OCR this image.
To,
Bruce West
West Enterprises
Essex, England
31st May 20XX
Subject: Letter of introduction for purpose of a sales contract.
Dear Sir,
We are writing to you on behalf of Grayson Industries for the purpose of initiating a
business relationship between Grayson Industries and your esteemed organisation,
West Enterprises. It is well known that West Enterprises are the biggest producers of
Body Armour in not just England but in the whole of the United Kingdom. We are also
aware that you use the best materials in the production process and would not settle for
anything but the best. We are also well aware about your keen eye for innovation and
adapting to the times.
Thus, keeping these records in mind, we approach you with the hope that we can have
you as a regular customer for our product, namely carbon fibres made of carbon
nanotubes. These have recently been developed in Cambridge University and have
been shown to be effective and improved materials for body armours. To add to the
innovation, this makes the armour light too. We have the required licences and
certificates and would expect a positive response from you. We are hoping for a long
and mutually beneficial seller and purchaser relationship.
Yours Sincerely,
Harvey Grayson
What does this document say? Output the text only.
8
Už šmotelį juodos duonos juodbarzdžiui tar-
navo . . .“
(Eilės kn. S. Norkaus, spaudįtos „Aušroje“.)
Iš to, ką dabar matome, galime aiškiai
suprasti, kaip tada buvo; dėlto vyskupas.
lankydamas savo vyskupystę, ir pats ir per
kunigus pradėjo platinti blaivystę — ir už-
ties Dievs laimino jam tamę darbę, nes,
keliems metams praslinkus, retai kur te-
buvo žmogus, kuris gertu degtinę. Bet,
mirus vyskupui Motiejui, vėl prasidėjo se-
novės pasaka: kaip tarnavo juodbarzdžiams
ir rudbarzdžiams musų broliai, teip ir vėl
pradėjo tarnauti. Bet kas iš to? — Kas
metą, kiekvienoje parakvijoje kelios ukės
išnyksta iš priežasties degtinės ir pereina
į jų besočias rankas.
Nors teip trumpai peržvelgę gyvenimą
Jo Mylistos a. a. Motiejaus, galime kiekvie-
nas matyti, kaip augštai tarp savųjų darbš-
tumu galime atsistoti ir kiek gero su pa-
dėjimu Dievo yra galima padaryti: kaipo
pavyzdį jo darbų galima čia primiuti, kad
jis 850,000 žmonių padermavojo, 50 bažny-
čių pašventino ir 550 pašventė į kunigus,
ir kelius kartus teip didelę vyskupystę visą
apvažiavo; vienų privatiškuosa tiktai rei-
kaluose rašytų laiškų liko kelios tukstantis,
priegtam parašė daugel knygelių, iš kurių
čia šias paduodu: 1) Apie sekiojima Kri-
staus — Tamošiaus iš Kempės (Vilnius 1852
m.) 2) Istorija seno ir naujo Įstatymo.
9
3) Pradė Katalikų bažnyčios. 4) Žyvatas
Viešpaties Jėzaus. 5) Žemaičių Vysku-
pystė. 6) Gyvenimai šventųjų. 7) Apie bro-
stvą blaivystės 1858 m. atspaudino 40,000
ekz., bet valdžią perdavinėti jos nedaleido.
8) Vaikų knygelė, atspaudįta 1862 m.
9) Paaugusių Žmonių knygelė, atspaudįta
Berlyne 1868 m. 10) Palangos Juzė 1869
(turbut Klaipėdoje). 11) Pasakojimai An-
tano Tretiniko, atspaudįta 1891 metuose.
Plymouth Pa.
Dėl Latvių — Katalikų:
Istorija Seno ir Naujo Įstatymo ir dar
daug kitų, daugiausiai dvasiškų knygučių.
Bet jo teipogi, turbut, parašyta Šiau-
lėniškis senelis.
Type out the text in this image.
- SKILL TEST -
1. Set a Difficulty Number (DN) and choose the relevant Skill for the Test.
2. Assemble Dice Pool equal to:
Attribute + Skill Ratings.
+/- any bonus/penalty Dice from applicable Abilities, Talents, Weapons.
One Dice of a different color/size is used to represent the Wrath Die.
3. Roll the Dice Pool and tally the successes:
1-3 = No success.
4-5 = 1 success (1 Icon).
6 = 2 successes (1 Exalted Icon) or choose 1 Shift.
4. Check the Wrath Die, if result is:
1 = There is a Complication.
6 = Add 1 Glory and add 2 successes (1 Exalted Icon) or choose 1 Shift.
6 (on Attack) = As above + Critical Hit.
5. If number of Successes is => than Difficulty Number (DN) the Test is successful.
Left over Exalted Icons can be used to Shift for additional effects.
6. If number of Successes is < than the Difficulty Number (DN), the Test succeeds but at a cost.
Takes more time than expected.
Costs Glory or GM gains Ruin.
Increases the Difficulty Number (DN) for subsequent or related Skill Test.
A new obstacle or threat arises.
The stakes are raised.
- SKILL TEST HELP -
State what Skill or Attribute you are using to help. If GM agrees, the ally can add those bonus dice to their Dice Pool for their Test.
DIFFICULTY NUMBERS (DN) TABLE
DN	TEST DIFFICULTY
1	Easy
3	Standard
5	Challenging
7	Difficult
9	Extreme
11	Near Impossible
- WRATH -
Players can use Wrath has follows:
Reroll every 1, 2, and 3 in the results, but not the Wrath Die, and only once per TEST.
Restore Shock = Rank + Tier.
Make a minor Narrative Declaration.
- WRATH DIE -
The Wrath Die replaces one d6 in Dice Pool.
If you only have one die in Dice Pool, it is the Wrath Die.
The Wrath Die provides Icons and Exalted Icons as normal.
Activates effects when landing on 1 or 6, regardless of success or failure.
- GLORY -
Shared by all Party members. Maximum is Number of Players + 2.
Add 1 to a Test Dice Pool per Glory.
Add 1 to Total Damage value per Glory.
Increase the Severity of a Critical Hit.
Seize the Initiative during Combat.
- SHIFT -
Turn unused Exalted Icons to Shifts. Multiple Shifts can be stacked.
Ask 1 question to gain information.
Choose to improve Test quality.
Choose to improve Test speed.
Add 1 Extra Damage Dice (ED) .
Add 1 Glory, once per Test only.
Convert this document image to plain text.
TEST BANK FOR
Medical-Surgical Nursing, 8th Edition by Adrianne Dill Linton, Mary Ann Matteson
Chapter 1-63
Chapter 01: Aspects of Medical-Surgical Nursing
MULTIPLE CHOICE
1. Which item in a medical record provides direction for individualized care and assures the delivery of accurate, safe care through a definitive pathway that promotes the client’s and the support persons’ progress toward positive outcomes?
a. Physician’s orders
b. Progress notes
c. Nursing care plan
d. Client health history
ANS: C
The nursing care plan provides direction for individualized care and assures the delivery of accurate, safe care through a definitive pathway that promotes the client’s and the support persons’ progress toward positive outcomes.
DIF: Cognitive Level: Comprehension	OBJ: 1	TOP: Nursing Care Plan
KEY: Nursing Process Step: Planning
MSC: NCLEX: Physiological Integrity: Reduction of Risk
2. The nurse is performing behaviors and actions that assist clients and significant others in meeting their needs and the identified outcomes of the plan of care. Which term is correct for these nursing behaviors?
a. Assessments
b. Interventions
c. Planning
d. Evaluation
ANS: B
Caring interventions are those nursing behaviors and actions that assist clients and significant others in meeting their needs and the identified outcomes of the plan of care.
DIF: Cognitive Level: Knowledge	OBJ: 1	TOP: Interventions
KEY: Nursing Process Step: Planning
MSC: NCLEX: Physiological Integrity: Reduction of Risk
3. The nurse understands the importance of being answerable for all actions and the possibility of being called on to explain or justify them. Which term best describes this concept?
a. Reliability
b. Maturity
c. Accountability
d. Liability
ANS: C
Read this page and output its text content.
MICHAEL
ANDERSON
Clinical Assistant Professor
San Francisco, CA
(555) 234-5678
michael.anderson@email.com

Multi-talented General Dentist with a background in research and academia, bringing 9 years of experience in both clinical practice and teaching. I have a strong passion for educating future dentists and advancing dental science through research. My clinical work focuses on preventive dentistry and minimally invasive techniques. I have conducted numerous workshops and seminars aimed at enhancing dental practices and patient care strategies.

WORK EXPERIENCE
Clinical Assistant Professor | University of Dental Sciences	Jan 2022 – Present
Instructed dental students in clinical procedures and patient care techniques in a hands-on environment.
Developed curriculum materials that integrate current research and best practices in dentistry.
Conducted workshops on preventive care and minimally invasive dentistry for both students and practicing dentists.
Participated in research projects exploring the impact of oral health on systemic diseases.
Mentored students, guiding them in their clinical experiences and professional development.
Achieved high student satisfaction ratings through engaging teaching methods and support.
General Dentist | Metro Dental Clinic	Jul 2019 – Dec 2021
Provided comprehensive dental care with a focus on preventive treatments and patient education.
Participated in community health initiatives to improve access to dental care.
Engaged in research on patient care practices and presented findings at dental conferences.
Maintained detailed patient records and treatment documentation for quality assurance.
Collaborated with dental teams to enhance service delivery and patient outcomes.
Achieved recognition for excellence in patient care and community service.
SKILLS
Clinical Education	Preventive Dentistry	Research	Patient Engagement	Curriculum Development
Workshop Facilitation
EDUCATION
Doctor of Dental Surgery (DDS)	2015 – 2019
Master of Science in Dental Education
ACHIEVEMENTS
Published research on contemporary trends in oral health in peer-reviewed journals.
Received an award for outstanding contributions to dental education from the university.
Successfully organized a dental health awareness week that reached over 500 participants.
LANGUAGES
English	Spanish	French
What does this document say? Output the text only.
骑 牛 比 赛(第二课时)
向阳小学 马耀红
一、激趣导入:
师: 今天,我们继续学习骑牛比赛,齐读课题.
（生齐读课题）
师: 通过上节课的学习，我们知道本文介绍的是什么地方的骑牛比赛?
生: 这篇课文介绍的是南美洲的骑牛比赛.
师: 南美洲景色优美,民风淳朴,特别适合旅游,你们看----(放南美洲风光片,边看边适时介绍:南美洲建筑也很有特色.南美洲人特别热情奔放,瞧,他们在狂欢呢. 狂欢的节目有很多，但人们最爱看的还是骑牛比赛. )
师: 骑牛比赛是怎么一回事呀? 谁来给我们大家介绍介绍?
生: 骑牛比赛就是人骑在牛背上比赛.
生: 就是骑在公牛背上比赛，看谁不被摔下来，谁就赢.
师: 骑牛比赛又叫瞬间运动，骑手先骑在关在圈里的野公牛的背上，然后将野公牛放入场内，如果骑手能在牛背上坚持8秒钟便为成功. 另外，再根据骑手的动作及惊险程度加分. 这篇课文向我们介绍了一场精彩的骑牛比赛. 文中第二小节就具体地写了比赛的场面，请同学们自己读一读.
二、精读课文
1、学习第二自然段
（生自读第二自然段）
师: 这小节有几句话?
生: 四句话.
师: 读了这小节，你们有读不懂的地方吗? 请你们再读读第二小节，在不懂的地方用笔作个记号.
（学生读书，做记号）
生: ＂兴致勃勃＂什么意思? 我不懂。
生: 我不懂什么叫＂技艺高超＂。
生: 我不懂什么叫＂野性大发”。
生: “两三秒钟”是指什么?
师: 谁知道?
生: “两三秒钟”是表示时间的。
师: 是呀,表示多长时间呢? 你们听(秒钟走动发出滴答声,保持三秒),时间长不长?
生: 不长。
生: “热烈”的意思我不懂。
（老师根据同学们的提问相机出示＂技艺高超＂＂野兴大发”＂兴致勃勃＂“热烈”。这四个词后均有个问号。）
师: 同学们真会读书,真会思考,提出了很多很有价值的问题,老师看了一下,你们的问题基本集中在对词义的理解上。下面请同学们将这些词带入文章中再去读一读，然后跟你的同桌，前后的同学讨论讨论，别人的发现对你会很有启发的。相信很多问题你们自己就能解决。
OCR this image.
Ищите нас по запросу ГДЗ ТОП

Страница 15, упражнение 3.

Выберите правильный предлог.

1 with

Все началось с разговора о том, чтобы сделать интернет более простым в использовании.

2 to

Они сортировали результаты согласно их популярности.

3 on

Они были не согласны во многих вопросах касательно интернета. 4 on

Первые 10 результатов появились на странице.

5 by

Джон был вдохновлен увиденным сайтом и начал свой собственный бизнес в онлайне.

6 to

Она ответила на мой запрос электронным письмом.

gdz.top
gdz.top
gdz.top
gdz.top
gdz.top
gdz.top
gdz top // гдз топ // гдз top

▶ [What needs to be done]:
Copy and report every line where the word "Which" is present.

▶ [Written response]:
1. Which item in a medical record provides direction for individualized care and assures the delivery of accurate, safe care through a definitive pathway that promotes the client’s and the support persons’ progress toward positive outcomes?
2. The nurse is performing behaviors and actions that assist clients and significant others in meeting their needs and the identified outcomes of the plan of care. Which term is correct for these nursing behaviors?
3. The nurse understands the importance of being answerable for all actions and the possibility of being called on to explain or justify them. Which term best describes this concept?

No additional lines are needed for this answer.